- RECORDS SUPPLIED
****************************************
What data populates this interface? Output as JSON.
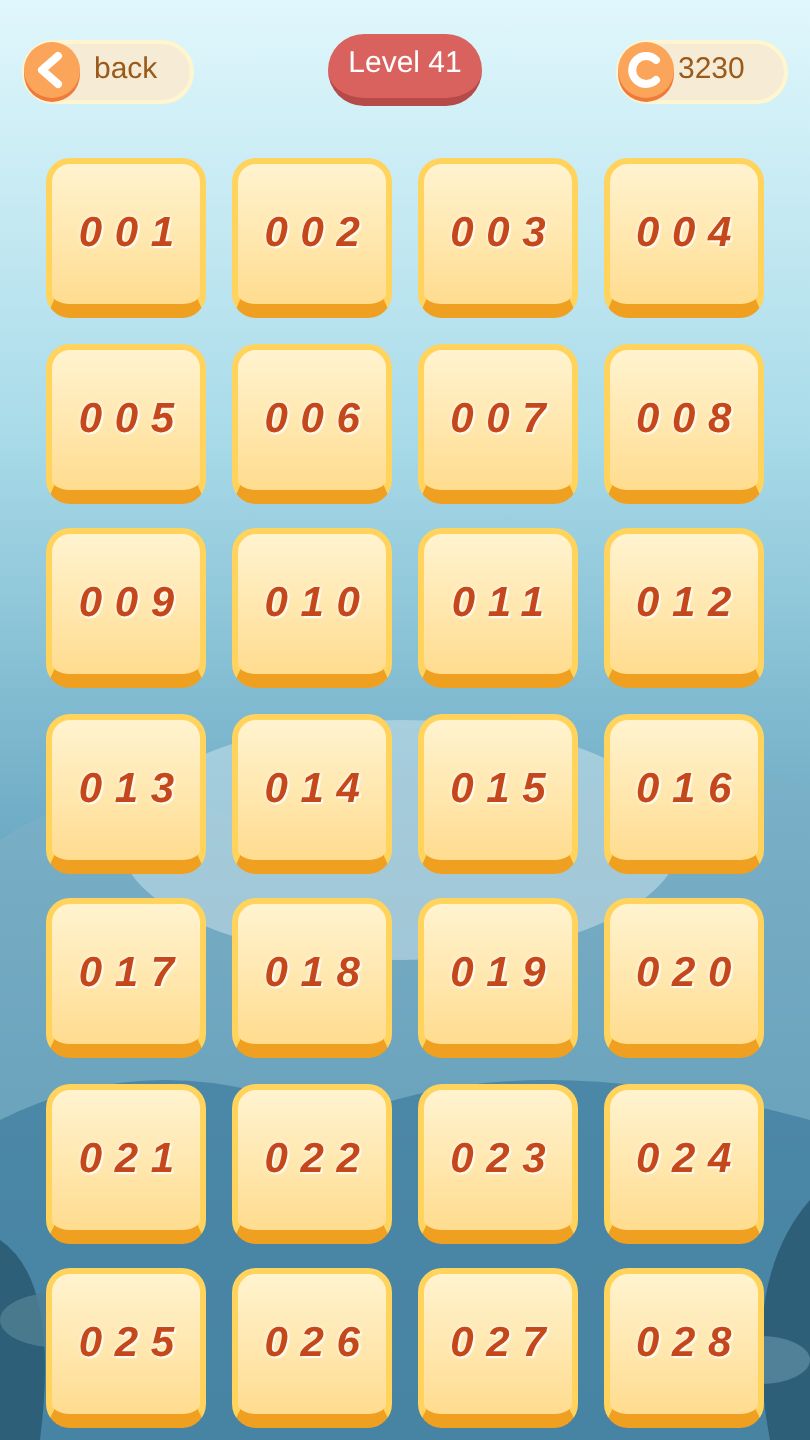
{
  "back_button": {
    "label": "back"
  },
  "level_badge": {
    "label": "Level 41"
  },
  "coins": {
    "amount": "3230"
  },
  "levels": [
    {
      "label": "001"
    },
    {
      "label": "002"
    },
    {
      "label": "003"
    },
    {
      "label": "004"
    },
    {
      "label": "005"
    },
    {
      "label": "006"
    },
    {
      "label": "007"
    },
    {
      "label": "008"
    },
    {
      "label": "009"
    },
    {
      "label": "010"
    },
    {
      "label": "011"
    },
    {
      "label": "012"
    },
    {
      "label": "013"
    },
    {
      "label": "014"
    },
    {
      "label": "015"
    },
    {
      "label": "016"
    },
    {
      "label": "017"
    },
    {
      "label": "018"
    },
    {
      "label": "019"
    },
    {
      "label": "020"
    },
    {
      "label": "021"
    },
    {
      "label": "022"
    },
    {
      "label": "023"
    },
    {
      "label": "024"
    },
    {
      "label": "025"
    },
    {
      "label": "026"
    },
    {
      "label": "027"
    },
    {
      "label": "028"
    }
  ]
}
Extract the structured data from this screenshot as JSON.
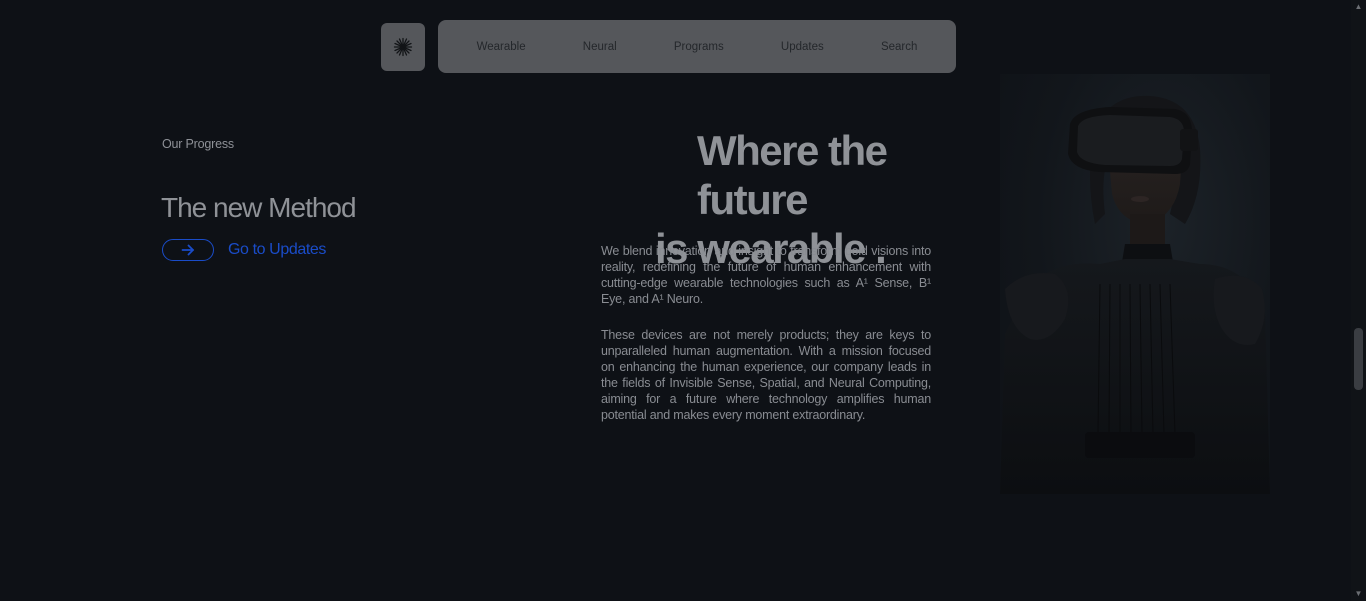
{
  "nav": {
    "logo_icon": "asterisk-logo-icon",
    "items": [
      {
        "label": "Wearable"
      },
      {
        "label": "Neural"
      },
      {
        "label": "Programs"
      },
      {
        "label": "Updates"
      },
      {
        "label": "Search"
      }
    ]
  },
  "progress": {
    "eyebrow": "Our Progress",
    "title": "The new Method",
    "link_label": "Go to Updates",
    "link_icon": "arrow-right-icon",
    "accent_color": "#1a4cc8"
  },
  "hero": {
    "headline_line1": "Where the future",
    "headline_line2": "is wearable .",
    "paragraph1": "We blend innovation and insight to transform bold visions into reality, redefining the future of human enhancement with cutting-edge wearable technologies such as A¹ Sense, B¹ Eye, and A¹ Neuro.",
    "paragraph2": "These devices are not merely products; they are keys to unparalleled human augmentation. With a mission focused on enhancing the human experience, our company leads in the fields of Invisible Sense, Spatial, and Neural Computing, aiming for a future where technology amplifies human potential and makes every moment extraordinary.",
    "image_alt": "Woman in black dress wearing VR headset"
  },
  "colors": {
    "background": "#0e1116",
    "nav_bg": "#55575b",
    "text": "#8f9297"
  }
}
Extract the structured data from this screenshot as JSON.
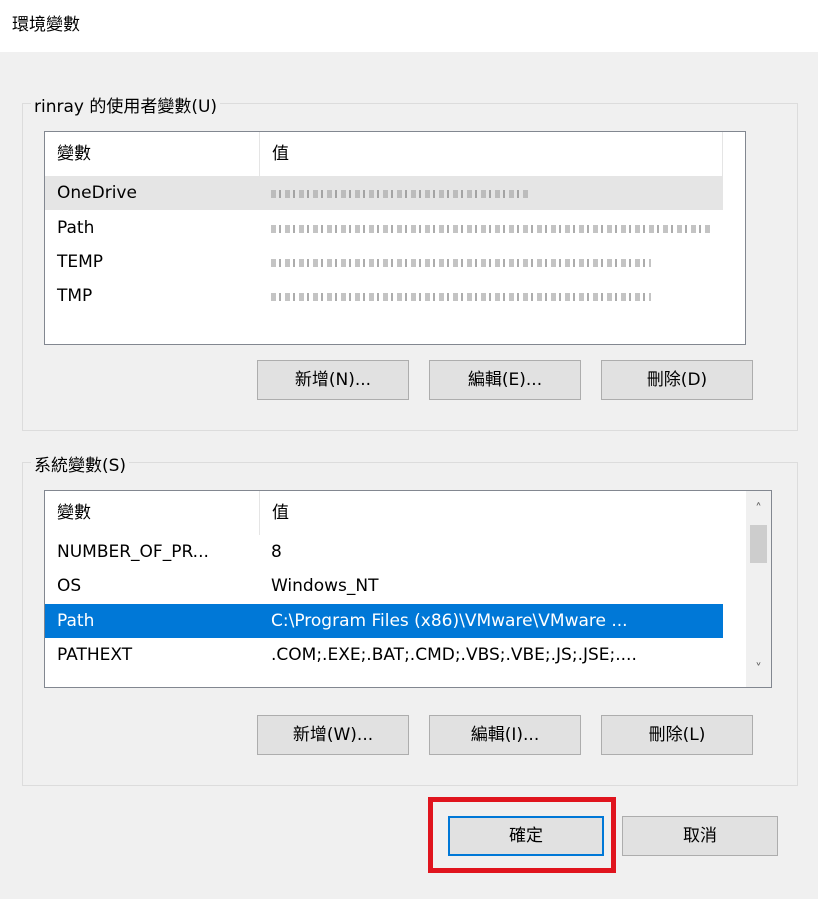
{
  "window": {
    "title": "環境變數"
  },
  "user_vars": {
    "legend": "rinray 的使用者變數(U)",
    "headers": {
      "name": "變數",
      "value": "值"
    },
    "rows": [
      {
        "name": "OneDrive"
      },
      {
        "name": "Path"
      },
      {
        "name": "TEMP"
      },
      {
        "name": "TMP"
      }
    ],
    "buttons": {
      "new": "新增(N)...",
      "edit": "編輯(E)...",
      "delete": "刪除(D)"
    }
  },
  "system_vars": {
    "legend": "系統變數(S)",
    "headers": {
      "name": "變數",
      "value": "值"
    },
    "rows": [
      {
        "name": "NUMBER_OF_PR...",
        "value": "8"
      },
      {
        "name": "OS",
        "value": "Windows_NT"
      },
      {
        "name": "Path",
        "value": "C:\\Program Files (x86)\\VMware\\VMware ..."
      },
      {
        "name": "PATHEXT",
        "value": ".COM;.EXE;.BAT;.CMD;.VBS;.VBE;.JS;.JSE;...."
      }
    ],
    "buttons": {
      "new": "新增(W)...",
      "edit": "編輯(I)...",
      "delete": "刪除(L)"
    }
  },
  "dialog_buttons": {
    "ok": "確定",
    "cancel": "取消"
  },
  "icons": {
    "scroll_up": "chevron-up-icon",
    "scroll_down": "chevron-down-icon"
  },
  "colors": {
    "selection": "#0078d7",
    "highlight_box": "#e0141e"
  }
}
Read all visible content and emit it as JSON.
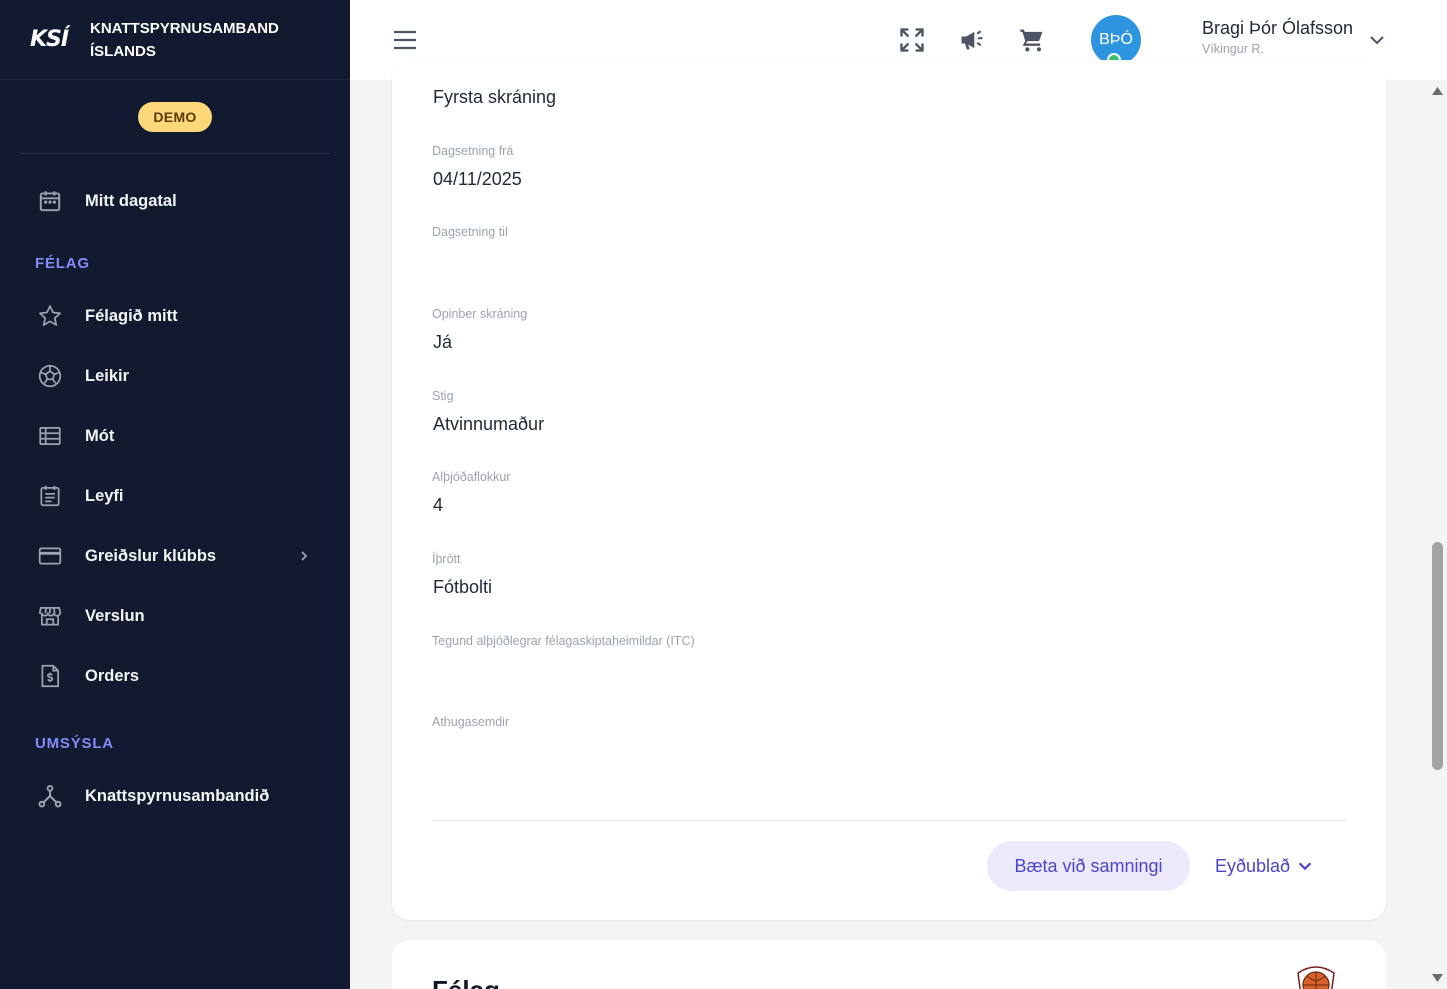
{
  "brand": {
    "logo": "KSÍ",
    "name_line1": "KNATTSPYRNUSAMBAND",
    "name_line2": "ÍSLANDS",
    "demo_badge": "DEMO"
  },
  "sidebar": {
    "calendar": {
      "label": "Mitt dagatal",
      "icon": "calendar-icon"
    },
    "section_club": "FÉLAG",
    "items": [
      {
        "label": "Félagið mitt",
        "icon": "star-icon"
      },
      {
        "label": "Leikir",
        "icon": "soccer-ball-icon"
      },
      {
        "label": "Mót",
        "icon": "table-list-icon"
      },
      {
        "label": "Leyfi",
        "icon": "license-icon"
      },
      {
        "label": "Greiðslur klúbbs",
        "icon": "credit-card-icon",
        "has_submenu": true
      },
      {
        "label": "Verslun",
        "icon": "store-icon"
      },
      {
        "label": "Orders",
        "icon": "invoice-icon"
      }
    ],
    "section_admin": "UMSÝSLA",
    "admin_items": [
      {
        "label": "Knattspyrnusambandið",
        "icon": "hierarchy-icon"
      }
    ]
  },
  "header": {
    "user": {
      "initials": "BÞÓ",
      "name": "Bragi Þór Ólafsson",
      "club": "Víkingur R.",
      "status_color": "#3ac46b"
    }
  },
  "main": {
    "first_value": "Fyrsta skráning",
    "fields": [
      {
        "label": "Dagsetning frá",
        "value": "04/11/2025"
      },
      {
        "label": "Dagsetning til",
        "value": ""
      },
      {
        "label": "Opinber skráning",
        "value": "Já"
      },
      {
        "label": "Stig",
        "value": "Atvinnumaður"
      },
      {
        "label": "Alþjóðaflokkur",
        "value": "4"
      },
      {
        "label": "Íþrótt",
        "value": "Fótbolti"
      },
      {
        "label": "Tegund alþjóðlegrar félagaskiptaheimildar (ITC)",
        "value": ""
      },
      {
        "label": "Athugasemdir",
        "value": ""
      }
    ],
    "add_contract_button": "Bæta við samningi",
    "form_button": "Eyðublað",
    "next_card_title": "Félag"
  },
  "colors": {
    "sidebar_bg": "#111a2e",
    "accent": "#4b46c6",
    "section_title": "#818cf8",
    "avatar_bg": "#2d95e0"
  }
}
****************************************
Each record must be quoted in full and exactly. Do not include the pictures.

What data populates this interface? Output as JSON.
{
  "back_button": {
    "label": "back"
  },
  "level_badge": {
    "label": "Level 41"
  },
  "coins": {
    "amount": "3230"
  },
  "levels": [
    {
      "label": "001"
    },
    {
      "label": "002"
    },
    {
      "label": "003"
    },
    {
      "label": "004"
    },
    {
      "label": "005"
    },
    {
      "label": "006"
    },
    {
      "label": "007"
    },
    {
      "label": "008"
    },
    {
      "label": "009"
    },
    {
      "label": "010"
    },
    {
      "label": "011"
    },
    {
      "label": "012"
    },
    {
      "label": "013"
    },
    {
      "label": "014"
    },
    {
      "label": "015"
    },
    {
      "label": "016"
    },
    {
      "label": "017"
    },
    {
      "label": "018"
    },
    {
      "label": "019"
    },
    {
      "label": "020"
    },
    {
      "label": "021"
    },
    {
      "label": "022"
    },
    {
      "label": "023"
    },
    {
      "label": "024"
    },
    {
      "label": "025"
    },
    {
      "label": "026"
    },
    {
      "label": "027"
    },
    {
      "label": "028"
    }
  ]
}
Extract the structured data from this screenshot as JSON.
{
  "nav": {
    "logo_icon": "asterisk-logo-icon",
    "items": [
      {
        "label": "Wearable"
      },
      {
        "label": "Neural"
      },
      {
        "label": "Programs"
      },
      {
        "label": "Updates"
      },
      {
        "label": "Search"
      }
    ]
  },
  "progress": {
    "eyebrow": "Our Progress",
    "title": "The new Method",
    "link_label": "Go to Updates",
    "link_icon": "arrow-right-icon",
    "accent_color": "#1a4cc8"
  },
  "hero": {
    "headline_line1": "Where the future",
    "headline_line2": "is wearable .",
    "paragraph1": "We blend innovation and insight to transform bold visions into reality, redefining the future of human enhancement with cutting-edge wearable technologies such as A¹ Sense, B¹ Eye, and A¹ Neuro.",
    "paragraph2": "These devices are not merely products; they are keys to unparalleled human augmentation. With a mission focused on enhancing the human experience, our company leads in the fields of Invisible Sense, Spatial, and Neural Computing, aiming for a future where technology amplifies human potential and makes every moment extraordinary.",
    "image_alt": "Woman in black dress wearing VR headset"
  },
  "colors": {
    "background": "#0e1116",
    "nav_bg": "#55575b",
    "text": "#8f9297"
  }
}
Extract the structured data from this screenshot as JSON.
{
  "window": {
    "title": "環境變數"
  },
  "user_vars": {
    "legend": "rinray 的使用者變數(U)",
    "headers": {
      "name": "變數",
      "value": "值"
    },
    "rows": [
      {
        "name": "OneDrive"
      },
      {
        "name": "Path"
      },
      {
        "name": "TEMP"
      },
      {
        "name": "TMP"
      }
    ],
    "buttons": {
      "new": "新增(N)...",
      "edit": "編輯(E)...",
      "delete": "刪除(D)"
    }
  },
  "system_vars": {
    "legend": "系統變數(S)",
    "headers": {
      "name": "變數",
      "value": "值"
    },
    "rows": [
      {
        "name": "NUMBER_OF_PR...",
        "value": "8"
      },
      {
        "name": "OS",
        "value": "Windows_NT"
      },
      {
        "name": "Path",
        "value": "C:\\Program Files (x86)\\VMware\\VMware ..."
      },
      {
        "name": "PATHEXT",
        "value": ".COM;.EXE;.BAT;.CMD;.VBS;.VBE;.JS;.JSE;...."
      }
    ],
    "buttons": {
      "new": "新增(W)...",
      "edit": "編輯(I)...",
      "delete": "刪除(L)"
    }
  },
  "dialog_buttons": {
    "ok": "確定",
    "cancel": "取消"
  },
  "icons": {
    "scroll_up": "chevron-up-icon",
    "scroll_down": "chevron-down-icon"
  },
  "colors": {
    "selection": "#0078d7",
    "highlight_box": "#e0141e"
  }
}
Read all visible content and emit it as JSON.
{
  "brand": {
    "logo": "KSÍ",
    "name_line1": "KNATTSPYRNUSAMBAND",
    "name_line2": "ÍSLANDS",
    "demo_badge": "DEMO"
  },
  "sidebar": {
    "calendar": {
      "label": "Mitt dagatal",
      "icon": "calendar-icon"
    },
    "section_club": "FÉLAG",
    "items": [
      {
        "label": "Félagið mitt",
        "icon": "star-icon"
      },
      {
        "label": "Leikir",
        "icon": "soccer-ball-icon"
      },
      {
        "label": "Mót",
        "icon": "table-list-icon"
      },
      {
        "label": "Leyfi",
        "icon": "license-icon"
      },
      {
        "label": "Greiðslur klúbbs",
        "icon": "credit-card-icon",
        "has_submenu": true
      },
      {
        "label": "Verslun",
        "icon": "store-icon"
      },
      {
        "label": "Orders",
        "icon": "invoice-icon"
      }
    ],
    "section_admin": "UMSÝSLA",
    "admin_items": [
      {
        "label": "Knattspyrnusambandið",
        "icon": "hierarchy-icon"
      }
    ]
  },
  "header": {
    "user": {
      "initials": "BÞÓ",
      "name": "Bragi Þór Ólafsson",
      "club": "Víkingur R.",
      "status_color": "#3ac46b"
    }
  },
  "main": {
    "first_value": "Fyrsta skráning",
    "fields": [
      {
        "label": "Dagsetning frá",
        "value": "04/11/2025"
      },
      {
        "label": "Dagsetning til",
        "value": ""
      },
      {
        "label": "Opinber skráning",
        "value": "Já"
      },
      {
        "label": "Stig",
        "value": "Atvinnumaður"
      },
      {
        "label": "Alþjóðaflokkur",
        "value": "4"
      },
      {
        "label": "Íþrótt",
        "value": "Fótbolti"
      },
      {
        "label": "Tegund alþjóðlegrar félagaskiptaheimildar (ITC)",
        "value": ""
      },
      {
        "label": "Athugasemdir",
        "value": ""
      }
    ],
    "add_contract_button": "Bæta við samningi",
    "form_button": "Eyðublað",
    "next_card_title": "Félag"
  },
  "colors": {
    "sidebar_bg": "#111a2e",
    "accent": "#4b46c6",
    "section_title": "#818cf8",
    "avatar_bg": "#2d95e0"
  }
}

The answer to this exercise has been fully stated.